**REQUIREMENT:** Check every line of the material below for the string "Should", and return the ones that have it.

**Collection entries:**
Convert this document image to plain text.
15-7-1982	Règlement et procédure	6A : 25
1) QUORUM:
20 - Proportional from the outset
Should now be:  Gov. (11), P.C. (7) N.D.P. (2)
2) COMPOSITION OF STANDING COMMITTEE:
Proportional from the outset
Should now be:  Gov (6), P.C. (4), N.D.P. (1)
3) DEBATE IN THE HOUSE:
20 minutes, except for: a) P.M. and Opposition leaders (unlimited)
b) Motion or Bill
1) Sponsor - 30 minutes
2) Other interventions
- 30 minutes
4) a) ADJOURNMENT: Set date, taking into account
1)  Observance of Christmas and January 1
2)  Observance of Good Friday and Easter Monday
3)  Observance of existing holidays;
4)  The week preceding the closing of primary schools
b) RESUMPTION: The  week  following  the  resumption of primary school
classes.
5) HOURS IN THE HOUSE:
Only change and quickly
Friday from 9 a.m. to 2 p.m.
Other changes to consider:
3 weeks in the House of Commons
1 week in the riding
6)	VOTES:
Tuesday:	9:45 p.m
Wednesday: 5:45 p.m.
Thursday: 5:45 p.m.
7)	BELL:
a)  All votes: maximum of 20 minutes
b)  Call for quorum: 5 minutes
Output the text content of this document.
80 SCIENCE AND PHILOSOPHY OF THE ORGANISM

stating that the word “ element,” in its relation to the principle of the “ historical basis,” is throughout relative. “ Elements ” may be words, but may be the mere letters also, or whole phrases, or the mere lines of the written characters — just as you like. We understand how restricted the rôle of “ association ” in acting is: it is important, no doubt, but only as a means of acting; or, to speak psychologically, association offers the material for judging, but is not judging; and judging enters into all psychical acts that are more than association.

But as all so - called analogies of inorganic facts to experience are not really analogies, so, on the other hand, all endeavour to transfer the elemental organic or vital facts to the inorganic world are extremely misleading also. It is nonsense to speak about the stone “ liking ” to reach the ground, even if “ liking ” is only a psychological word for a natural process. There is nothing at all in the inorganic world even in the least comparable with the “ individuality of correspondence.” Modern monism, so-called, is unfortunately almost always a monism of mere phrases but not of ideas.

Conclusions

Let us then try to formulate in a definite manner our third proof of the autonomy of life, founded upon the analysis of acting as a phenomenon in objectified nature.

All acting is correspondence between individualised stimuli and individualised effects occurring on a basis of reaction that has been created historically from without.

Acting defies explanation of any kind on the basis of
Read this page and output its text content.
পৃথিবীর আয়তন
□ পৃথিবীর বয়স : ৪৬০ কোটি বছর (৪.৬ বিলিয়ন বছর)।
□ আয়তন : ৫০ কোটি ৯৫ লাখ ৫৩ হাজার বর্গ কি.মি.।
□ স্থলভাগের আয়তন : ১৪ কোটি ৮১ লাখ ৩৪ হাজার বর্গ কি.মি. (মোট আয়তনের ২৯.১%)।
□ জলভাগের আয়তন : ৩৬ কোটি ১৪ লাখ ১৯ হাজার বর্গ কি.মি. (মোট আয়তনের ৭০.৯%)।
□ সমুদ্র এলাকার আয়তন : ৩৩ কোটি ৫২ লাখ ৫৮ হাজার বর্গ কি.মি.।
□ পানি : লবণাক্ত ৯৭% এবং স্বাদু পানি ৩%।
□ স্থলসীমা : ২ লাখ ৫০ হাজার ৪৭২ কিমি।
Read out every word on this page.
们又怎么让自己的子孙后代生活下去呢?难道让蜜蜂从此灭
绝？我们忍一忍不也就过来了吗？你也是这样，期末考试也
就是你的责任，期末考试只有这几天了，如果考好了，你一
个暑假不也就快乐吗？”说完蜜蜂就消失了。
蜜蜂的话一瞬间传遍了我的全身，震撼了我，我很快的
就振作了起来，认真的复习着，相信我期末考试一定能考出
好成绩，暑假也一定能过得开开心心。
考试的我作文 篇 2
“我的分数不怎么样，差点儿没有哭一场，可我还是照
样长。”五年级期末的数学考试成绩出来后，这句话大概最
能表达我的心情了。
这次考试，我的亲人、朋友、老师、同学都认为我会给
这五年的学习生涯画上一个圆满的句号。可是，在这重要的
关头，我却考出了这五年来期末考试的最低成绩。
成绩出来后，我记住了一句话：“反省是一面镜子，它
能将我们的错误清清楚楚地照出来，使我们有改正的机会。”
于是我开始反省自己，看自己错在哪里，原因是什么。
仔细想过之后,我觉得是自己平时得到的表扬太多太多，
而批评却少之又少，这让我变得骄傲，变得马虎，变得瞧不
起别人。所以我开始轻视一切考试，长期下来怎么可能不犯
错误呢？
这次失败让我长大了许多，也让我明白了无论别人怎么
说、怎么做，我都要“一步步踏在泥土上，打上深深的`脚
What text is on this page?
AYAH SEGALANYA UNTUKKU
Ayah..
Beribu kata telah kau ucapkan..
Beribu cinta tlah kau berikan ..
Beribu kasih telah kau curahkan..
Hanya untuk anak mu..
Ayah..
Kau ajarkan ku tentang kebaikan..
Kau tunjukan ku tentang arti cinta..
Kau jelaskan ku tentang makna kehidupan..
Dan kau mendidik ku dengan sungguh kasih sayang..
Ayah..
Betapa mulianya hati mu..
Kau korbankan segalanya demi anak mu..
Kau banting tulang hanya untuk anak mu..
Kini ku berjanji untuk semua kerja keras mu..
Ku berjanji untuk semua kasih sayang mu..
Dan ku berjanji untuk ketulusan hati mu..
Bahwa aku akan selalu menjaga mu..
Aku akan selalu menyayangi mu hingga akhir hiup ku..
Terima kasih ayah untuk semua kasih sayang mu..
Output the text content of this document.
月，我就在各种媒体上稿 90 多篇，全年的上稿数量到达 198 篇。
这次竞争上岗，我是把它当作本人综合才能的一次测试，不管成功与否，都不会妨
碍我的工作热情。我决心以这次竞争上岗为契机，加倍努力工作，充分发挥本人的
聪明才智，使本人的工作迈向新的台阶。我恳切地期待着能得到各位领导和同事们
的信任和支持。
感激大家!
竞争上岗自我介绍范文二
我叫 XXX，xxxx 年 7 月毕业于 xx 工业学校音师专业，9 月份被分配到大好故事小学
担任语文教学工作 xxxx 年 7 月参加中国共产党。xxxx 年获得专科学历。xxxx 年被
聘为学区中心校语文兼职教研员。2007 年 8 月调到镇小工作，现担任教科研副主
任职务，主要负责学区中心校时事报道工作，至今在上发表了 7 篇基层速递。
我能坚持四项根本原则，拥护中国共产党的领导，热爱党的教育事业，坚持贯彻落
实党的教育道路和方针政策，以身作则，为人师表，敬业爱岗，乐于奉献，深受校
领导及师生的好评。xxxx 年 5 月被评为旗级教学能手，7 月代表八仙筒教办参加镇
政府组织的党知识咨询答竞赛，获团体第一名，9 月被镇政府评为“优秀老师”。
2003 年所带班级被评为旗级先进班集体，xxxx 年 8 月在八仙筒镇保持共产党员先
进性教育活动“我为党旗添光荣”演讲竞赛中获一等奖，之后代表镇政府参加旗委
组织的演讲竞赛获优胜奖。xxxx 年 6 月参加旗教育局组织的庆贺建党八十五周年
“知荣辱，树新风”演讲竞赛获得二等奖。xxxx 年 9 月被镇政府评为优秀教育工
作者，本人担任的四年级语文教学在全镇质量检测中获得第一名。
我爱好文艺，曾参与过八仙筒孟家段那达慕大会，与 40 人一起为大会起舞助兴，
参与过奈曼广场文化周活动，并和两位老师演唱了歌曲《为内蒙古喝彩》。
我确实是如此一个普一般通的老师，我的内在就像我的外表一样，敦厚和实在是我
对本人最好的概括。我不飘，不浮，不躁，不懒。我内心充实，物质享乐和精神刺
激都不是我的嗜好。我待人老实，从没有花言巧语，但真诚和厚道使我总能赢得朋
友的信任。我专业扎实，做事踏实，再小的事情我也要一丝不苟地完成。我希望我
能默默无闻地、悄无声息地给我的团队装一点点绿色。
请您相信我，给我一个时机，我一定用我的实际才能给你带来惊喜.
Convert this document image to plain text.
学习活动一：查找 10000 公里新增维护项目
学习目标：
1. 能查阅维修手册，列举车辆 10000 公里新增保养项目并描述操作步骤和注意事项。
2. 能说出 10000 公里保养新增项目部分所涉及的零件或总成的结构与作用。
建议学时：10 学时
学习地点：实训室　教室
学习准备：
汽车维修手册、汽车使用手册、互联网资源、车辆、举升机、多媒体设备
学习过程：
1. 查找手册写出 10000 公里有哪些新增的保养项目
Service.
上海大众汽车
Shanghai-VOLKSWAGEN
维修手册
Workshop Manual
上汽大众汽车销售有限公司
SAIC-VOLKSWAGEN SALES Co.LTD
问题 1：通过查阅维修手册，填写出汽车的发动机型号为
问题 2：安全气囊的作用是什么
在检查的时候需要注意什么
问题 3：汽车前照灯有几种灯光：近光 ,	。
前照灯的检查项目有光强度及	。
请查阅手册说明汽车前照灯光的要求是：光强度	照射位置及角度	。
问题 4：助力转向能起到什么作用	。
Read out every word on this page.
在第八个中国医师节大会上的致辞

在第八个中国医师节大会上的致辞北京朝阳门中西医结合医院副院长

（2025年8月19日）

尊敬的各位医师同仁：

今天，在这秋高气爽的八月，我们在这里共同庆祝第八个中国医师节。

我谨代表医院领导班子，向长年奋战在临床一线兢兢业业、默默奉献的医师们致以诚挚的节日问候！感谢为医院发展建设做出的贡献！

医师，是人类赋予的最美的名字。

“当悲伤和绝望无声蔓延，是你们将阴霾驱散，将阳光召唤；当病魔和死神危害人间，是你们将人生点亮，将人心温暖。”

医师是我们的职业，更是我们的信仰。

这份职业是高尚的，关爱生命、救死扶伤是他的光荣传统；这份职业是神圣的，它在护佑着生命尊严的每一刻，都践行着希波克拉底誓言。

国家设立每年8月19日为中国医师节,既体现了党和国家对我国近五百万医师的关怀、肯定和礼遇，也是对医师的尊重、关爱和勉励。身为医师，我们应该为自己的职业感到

**SOLUTION TO THE EXERCISE:**
Should now be:  Gov. (11), P.C. (7) N.D.P. (2)
Should now be:  Gov (6), P.C. (4), N.D.P. (1)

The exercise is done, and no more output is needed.